(Information supplied)
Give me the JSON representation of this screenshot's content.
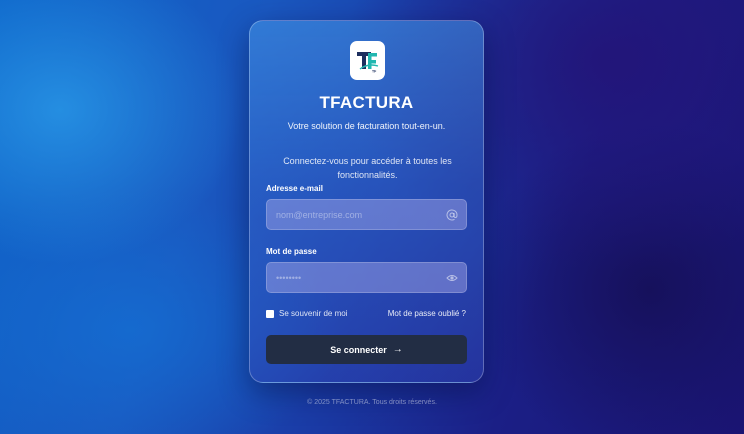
{
  "brand": {
    "logo_icon": "tfactura-logo",
    "logo_text": "TF",
    "name": "TFACTURA",
    "tagline": "Votre solution de facturation tout-en-un."
  },
  "intro": "Connectez-vous pour accéder à toutes les fonctionnalités.",
  "email": {
    "label": "Adresse e-mail",
    "placeholder": "nom@entreprise.com",
    "value": "",
    "icon": "at-sign-icon"
  },
  "password": {
    "label": "Mot de passe",
    "placeholder": "••••••••",
    "value": "",
    "icon": "eye-icon"
  },
  "remember": {
    "label": "Se souvenir de moi",
    "checked": false
  },
  "forgot_label": "Mot de passe oublié ?",
  "submit": {
    "label": "Se connecter",
    "icon": "arrow-right-icon"
  },
  "footer": "© 2025 TFACTURA. Tous droits réservés.",
  "colors": {
    "button_bg": "#222d44",
    "logo_dark": "#1d2f5e",
    "logo_accent": "#22b7b0"
  }
}
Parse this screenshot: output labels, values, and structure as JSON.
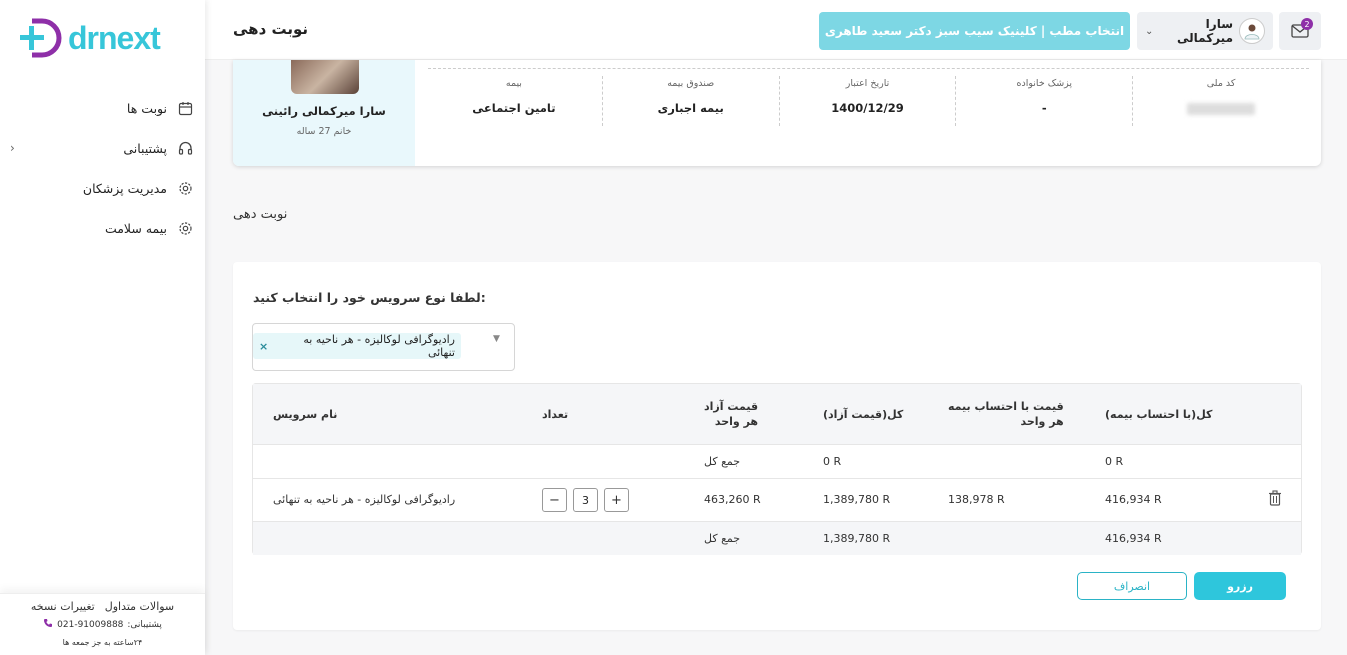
{
  "header": {
    "page_title": "نوبت دهی",
    "clinic_button": "انتخاب مطب | کلینیک سیب سبز دکتر سعید طاهری",
    "user_name": "سارا میرکمالی",
    "mail_badge": "2"
  },
  "sidebar": {
    "logo_text": "drnext",
    "items": [
      {
        "label": "نوبت ها",
        "icon": "calendar-icon"
      },
      {
        "label": "پشتیبانی",
        "icon": "headset-icon"
      },
      {
        "label": "مدیریت پزشکان",
        "icon": "gear-icon"
      },
      {
        "label": "بیمه سلامت",
        "icon": "gear-icon"
      }
    ],
    "footer": {
      "faq": "سوالات متداول",
      "changelog": "تغییرات نسخه",
      "support_label": "پشتیبانی:",
      "phone": "021-91009888",
      "hours": "۲۴ساعته به جز جمعه ها"
    }
  },
  "patient": {
    "name": "سارا میرکمالی رائینی",
    "sub": "خانم 27 ساله",
    "fields": [
      {
        "label": "کد ملی",
        "value": ""
      },
      {
        "label": "پزشک خانواده",
        "value": "-"
      },
      {
        "label": "تاریخ اعتبار",
        "value": "1400/12/29"
      },
      {
        "label": "صندوق بیمه",
        "value": "بیمه اجباری"
      },
      {
        "label": "بیمه",
        "value": "تامین اجتماعی"
      }
    ]
  },
  "section_title": "نوبت دهی",
  "form": {
    "prompt": "لطفا نوع سرویس خود را انتخاب کنید:",
    "selected_service": "رادیوگرافی لوکالیزه - هر ناحیه به تنهائی"
  },
  "table": {
    "headers": {
      "service_name": "نام سرویس",
      "quantity": "تعداد",
      "free_price_unit_1": "قیمت آزاد",
      "free_price_unit_2": "هر واحد",
      "total_free": "کل(قیمت آزاد)",
      "insured_unit_1": "قیمت با احتساب بیمه",
      "insured_unit_2": "هر واحد",
      "total_insured": "کل(با احتساب بیمه)"
    },
    "sum_row_top": {
      "label": "جمع کل",
      "total_free": "0 R",
      "total_insured": "0 R"
    },
    "item_row": {
      "service_name": "رادیوگرافی لوکالیزه - هر ناحیه به تنهائی",
      "quantity": "3",
      "minus": "−",
      "plus": "+",
      "free_unit": "463,260 R",
      "total_free": "1,389,780 R",
      "insured_unit": "138,978 R",
      "total_insured": "416,934 R"
    },
    "sum_row_bottom": {
      "label": "جمع کل",
      "total_free": "1,389,780 R",
      "total_insured": "416,934 R"
    }
  },
  "actions": {
    "submit": "رزرو",
    "cancel": "انصراف"
  },
  "colors": {
    "accent": "#2ec6dc",
    "clinic_button": "#7dd7e4",
    "brand_purple": "#8e2fa8"
  }
}
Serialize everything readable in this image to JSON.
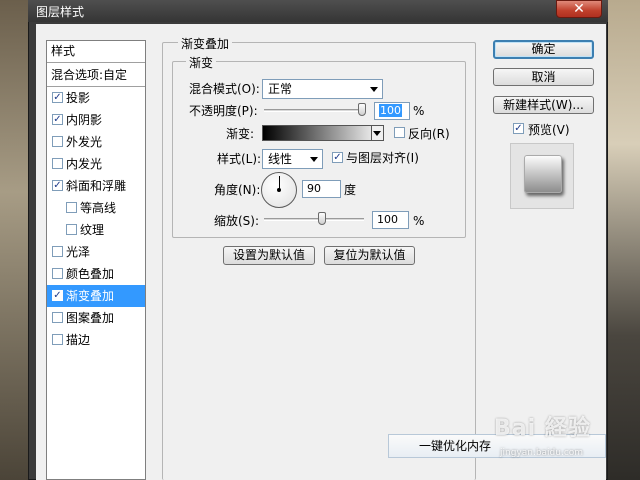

(What you are asked to do) Above is a listing; report how many of its lines include the word "لوکالیزه", giving the number only.

(Correct result) 2